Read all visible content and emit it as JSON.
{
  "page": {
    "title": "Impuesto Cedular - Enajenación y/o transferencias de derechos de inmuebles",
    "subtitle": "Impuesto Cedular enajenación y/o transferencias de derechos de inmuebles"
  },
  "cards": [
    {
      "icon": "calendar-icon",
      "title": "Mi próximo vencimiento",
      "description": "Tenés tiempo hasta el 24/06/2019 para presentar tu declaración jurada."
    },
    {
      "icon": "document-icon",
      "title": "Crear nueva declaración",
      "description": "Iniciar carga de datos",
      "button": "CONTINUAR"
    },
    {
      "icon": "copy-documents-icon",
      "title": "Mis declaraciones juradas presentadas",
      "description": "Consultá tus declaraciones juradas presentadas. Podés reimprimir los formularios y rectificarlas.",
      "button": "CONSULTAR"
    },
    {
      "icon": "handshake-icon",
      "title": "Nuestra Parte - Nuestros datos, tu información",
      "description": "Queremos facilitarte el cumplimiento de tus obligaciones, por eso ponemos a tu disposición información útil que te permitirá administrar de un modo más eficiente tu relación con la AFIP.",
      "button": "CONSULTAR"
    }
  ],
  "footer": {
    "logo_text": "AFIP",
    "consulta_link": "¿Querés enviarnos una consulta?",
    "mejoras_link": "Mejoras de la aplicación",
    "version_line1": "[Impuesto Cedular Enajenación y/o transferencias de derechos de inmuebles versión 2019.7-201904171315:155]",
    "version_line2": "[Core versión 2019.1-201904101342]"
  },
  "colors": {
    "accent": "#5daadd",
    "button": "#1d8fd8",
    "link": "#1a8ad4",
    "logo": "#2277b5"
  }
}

**What needs to be done**.
Among the entries above, how many lines hold the string "declaración"? Respond with nothing but the number.

**Output of the exercise**.
2